GIVEN TASK: Count every line in the entries that follow where the word "следующей" appears, then state only the total.

SOURCE MATERIAL:

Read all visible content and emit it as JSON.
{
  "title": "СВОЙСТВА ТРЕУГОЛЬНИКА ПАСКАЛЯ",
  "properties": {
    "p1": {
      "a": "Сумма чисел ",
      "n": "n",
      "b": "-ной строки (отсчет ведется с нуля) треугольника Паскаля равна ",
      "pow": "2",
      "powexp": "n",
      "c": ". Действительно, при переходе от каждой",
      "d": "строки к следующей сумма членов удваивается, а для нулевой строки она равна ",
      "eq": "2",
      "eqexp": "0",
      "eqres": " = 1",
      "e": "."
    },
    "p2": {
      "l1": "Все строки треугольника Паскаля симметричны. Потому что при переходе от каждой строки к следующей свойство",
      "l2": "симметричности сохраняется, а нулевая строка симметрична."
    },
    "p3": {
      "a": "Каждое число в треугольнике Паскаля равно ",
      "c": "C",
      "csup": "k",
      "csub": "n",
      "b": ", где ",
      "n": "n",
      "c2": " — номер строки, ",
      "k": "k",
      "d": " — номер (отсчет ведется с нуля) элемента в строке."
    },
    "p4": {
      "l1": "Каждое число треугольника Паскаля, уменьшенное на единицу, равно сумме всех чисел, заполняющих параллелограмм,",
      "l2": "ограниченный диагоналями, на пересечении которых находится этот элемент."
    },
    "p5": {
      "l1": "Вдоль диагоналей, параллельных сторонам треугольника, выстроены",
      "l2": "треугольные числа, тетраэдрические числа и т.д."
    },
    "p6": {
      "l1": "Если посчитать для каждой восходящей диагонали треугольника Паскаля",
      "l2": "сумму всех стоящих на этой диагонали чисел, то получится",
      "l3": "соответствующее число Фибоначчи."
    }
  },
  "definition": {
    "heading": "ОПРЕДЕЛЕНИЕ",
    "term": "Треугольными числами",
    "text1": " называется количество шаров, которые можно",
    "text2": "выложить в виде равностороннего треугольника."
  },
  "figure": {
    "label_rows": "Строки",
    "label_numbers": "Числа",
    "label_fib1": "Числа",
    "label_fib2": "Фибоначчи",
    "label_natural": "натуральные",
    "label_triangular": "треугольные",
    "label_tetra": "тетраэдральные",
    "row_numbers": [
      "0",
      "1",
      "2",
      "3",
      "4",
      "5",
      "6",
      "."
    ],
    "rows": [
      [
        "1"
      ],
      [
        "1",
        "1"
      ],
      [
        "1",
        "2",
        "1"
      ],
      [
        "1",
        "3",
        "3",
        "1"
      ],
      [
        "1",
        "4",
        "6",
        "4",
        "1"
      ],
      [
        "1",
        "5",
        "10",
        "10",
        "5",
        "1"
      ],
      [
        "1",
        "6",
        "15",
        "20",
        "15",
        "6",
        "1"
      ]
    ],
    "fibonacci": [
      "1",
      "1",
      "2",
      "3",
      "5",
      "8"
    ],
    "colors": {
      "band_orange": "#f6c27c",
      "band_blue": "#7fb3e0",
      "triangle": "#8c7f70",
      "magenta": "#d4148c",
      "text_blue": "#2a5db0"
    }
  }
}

EXPECTED ANSWER: 2